(Figure collection entries)
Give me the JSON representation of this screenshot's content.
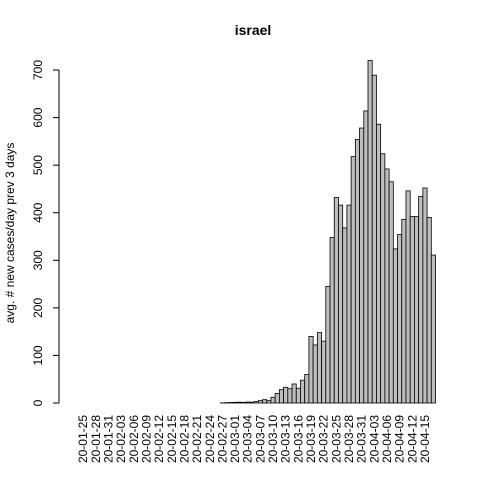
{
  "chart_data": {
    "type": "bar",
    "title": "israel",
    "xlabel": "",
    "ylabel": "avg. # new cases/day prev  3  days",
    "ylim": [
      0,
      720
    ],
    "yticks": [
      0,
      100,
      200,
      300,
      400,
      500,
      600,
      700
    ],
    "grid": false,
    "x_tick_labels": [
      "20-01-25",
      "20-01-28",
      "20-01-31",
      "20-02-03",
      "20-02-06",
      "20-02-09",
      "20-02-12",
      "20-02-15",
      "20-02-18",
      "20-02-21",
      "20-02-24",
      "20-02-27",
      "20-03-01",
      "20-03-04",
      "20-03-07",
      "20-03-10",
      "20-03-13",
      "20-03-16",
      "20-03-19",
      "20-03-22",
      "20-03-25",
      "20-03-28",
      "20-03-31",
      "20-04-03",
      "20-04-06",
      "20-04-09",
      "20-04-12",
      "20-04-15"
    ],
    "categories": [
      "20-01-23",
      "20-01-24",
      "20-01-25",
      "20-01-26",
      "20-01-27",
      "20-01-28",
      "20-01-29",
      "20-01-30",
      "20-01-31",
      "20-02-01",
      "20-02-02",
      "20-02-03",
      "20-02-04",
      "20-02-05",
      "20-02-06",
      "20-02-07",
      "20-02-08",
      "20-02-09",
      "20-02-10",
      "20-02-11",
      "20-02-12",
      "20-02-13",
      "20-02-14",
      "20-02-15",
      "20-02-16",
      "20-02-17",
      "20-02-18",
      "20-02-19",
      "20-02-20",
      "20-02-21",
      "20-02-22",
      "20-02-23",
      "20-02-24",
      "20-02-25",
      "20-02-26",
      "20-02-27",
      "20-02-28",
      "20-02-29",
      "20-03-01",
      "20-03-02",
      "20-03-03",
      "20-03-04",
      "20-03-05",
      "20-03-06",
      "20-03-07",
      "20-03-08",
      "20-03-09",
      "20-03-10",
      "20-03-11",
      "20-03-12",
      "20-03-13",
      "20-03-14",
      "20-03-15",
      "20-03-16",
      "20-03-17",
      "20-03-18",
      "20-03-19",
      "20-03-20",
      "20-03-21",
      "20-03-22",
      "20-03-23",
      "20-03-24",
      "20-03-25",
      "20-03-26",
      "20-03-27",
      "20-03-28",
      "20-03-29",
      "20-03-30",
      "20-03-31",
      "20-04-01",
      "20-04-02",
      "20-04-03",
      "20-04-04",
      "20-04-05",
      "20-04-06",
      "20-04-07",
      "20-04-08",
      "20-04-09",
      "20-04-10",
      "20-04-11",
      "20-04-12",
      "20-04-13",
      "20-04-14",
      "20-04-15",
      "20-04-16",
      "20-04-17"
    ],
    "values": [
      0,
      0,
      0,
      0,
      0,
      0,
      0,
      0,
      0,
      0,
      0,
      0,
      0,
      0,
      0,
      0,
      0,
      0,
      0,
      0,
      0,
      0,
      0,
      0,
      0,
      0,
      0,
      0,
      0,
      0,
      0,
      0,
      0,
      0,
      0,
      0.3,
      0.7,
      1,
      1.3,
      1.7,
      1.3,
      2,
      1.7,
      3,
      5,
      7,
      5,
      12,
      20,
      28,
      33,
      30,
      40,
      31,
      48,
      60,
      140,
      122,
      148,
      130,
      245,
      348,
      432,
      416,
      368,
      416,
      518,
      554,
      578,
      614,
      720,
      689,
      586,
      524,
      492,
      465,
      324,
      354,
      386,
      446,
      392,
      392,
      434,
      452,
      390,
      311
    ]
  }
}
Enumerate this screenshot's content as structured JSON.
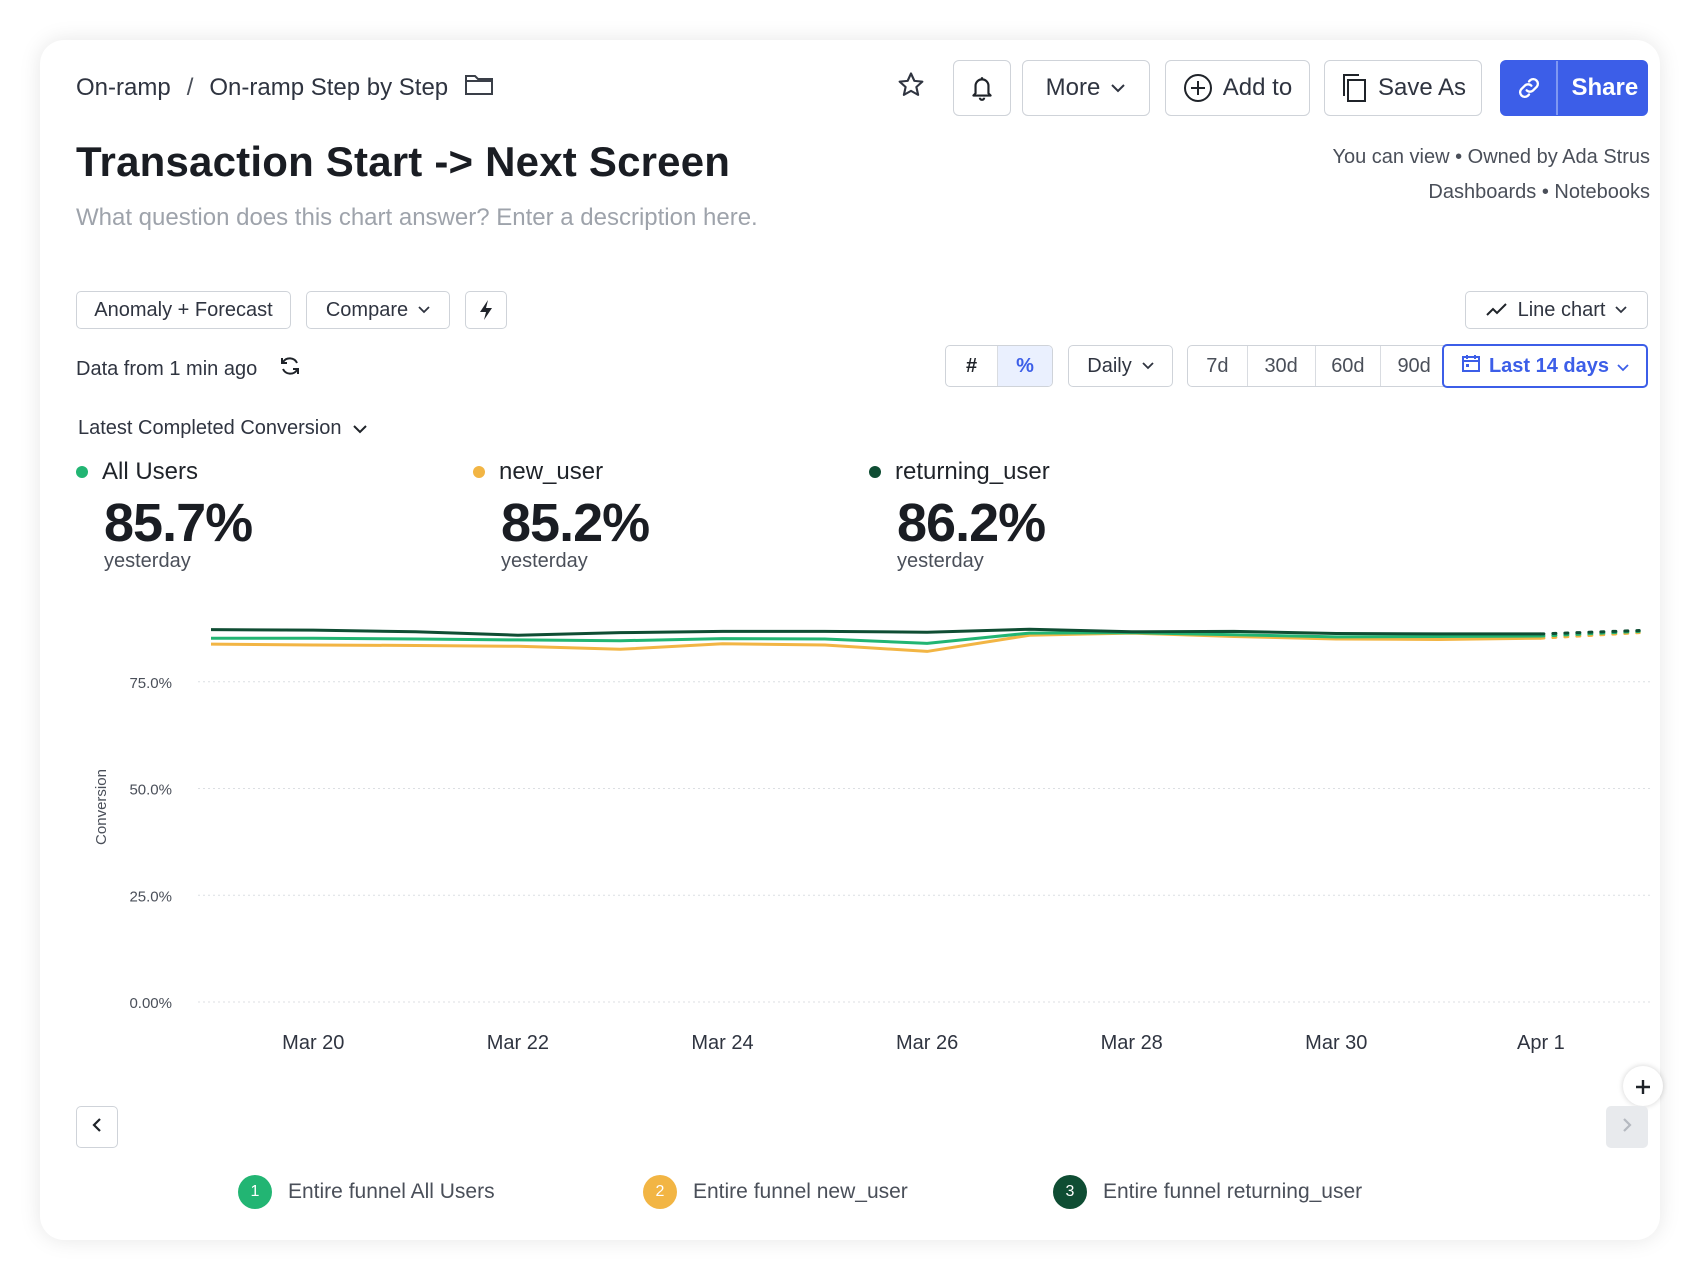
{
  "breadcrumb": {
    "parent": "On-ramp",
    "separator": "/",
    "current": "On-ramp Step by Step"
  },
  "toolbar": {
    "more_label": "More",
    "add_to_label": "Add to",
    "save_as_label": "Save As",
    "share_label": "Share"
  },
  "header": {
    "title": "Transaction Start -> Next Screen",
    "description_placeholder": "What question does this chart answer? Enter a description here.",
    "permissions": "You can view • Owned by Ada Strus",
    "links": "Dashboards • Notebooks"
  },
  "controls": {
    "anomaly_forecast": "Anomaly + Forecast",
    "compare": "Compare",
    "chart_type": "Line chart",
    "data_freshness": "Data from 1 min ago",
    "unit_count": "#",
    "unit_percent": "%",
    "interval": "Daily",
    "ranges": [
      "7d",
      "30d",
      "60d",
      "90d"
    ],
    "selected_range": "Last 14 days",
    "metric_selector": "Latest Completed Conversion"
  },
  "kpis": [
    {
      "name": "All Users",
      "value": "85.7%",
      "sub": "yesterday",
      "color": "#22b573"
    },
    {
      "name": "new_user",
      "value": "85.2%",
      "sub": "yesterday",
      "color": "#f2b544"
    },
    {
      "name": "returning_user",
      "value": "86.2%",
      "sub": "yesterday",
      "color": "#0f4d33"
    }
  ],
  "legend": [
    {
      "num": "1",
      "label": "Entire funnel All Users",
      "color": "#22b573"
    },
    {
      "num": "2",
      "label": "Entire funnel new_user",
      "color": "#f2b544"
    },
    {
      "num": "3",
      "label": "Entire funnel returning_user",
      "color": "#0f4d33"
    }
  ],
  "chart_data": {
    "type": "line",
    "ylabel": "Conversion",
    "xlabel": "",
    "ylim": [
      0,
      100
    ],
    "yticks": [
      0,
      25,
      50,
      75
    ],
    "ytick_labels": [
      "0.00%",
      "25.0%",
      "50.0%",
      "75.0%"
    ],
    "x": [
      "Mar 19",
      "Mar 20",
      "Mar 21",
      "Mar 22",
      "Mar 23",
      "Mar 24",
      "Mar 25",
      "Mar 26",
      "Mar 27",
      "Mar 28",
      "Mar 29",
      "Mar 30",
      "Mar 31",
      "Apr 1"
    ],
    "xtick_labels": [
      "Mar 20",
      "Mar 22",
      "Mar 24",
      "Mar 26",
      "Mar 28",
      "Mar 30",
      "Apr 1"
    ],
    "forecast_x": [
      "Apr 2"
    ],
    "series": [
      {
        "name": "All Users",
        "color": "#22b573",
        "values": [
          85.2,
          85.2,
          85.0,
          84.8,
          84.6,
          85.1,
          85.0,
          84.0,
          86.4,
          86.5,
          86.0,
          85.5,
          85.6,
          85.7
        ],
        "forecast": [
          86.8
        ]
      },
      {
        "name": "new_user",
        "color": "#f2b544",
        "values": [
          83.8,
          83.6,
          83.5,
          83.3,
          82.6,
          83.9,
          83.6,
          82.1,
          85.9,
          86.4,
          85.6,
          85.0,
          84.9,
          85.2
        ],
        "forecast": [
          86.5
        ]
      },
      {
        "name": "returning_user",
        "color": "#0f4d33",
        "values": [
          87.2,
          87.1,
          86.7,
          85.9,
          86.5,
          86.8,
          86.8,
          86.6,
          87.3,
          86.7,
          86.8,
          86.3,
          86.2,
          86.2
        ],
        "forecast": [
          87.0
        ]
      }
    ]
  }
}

--

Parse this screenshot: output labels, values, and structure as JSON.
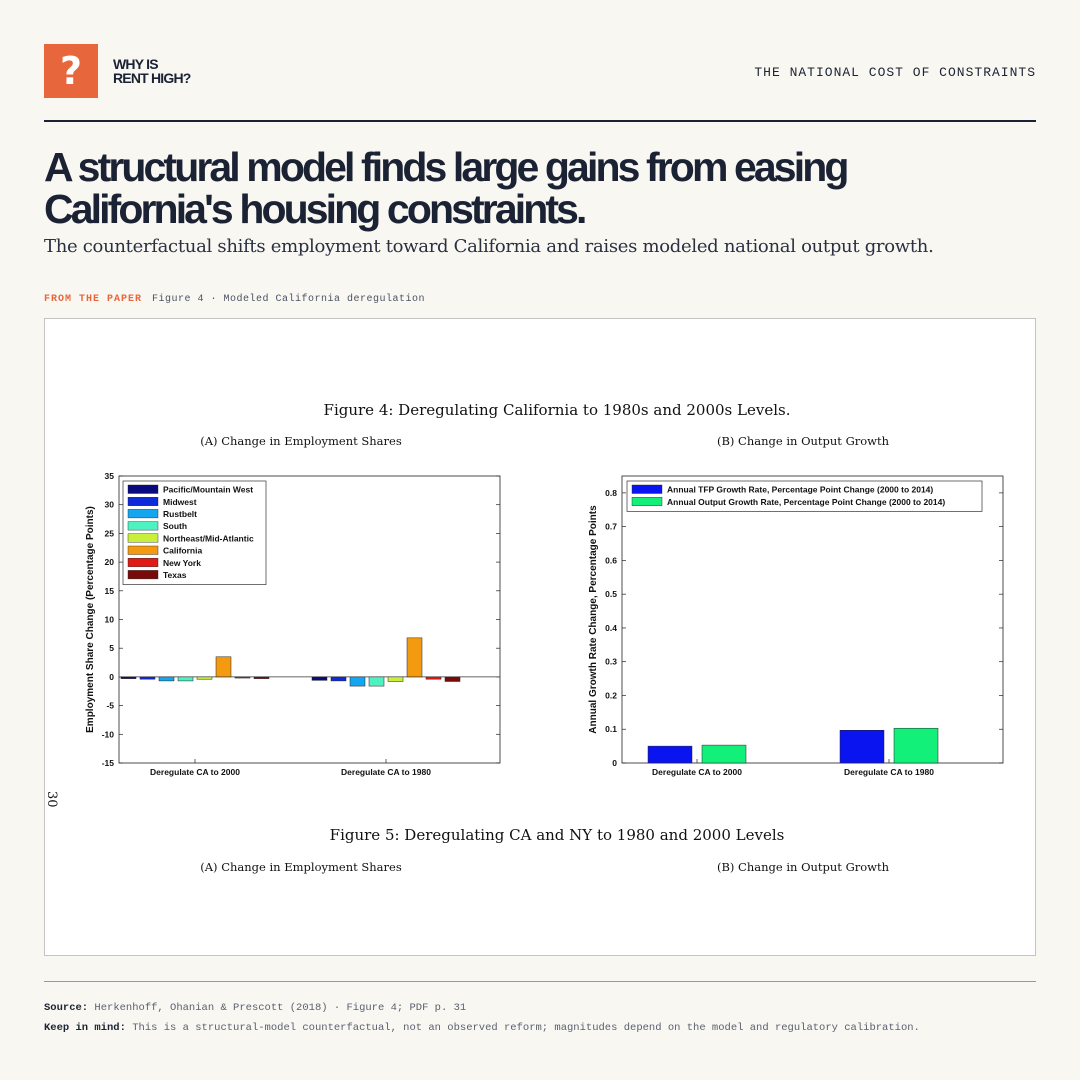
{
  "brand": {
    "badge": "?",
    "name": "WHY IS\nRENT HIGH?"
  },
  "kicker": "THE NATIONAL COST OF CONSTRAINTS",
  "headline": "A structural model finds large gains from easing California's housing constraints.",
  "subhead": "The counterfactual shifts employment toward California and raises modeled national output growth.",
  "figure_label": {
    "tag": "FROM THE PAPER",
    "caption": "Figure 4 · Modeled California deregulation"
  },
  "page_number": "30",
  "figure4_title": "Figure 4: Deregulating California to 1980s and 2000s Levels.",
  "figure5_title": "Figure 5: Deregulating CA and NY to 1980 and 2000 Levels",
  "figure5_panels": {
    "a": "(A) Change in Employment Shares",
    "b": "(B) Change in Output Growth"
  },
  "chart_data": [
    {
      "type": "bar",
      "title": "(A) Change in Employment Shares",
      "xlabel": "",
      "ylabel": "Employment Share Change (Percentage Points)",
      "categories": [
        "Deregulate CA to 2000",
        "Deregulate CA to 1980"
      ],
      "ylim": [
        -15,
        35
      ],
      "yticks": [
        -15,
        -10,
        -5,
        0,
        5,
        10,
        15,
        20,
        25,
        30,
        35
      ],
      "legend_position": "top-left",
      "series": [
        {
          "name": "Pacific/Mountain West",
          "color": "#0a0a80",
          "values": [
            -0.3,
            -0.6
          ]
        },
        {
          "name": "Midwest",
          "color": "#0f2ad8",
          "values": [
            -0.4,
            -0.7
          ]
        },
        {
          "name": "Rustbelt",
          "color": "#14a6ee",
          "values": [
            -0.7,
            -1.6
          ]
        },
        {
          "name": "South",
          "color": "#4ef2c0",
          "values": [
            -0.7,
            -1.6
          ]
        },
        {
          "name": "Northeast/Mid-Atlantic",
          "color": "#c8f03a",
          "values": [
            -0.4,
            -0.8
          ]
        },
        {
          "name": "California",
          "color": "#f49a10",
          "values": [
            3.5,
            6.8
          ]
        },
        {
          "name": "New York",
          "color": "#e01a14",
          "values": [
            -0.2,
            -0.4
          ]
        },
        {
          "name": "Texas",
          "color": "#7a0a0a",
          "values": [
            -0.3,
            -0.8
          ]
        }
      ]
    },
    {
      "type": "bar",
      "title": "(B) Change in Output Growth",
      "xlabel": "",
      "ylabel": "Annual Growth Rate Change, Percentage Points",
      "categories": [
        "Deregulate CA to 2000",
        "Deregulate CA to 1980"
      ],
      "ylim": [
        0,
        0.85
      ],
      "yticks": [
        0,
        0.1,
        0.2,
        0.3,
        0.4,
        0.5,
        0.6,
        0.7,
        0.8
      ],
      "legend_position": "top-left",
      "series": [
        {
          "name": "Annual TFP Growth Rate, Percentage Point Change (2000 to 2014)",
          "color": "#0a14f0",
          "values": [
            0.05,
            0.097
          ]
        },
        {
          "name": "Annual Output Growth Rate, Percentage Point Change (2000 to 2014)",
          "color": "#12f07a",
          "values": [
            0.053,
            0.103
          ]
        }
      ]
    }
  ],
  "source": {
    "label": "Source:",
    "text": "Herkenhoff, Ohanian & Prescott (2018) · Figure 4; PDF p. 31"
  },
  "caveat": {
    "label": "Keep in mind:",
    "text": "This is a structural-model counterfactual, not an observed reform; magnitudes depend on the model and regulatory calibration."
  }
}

* * *

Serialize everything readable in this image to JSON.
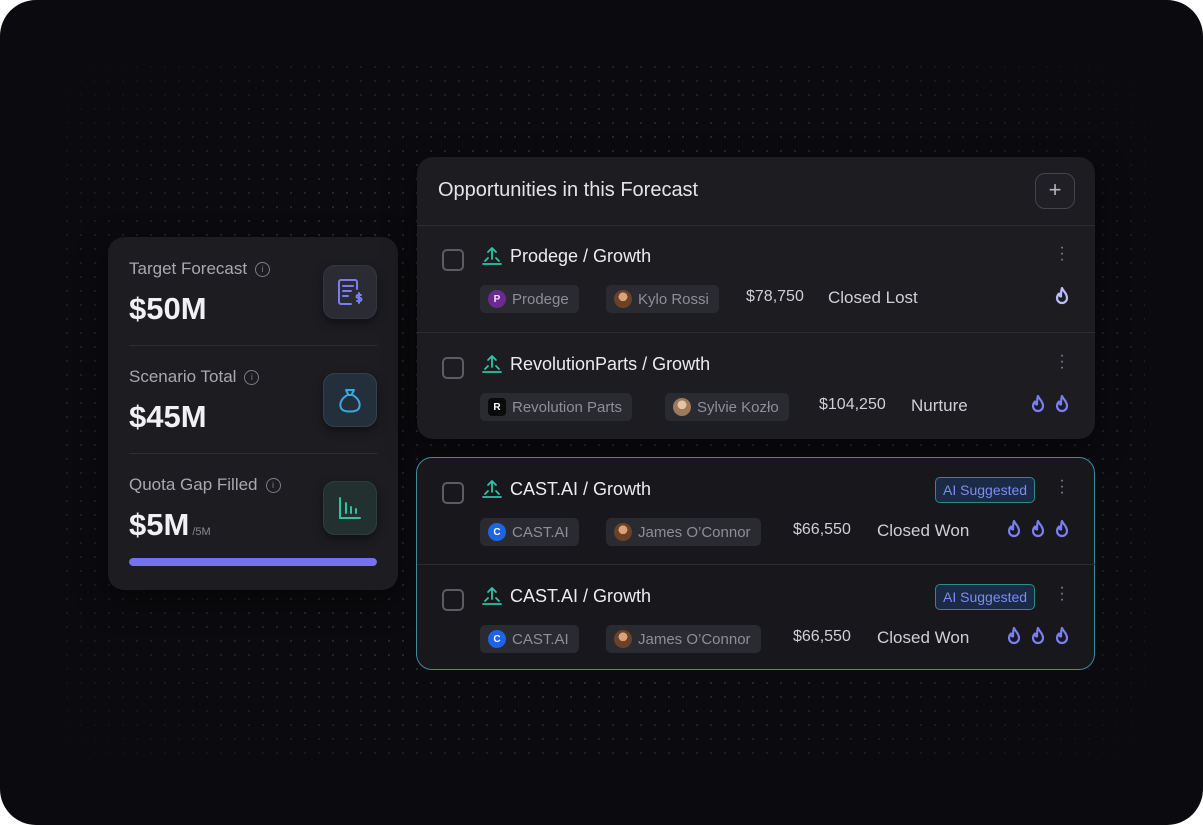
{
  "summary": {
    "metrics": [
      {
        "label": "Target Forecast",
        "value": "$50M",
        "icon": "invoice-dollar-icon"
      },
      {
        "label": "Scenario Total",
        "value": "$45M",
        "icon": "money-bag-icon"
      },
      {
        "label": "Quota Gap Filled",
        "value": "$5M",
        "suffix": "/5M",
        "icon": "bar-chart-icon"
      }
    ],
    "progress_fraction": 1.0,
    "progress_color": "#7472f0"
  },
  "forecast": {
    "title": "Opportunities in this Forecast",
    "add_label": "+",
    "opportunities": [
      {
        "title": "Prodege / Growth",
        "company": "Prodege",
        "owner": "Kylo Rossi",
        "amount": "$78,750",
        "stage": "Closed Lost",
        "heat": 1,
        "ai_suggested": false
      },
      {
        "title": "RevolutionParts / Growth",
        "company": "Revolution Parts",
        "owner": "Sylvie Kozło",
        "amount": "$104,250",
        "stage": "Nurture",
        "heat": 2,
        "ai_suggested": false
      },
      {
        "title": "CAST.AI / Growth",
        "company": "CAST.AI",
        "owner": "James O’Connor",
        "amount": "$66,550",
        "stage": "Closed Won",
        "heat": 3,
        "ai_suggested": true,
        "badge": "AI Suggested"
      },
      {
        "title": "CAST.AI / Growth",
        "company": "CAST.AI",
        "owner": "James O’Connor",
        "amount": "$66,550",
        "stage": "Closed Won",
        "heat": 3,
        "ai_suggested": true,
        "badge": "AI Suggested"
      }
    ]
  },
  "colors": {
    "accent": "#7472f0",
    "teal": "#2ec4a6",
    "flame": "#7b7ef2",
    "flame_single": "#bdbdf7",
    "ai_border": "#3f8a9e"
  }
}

Exercise directions » Select every line of the material above holding the word "amount" and copy it.

Response to the task »
        "amount": "$78,750",
        "amount": "$104,250",
        "amount": "$66,550",
        "amount": "$66,550",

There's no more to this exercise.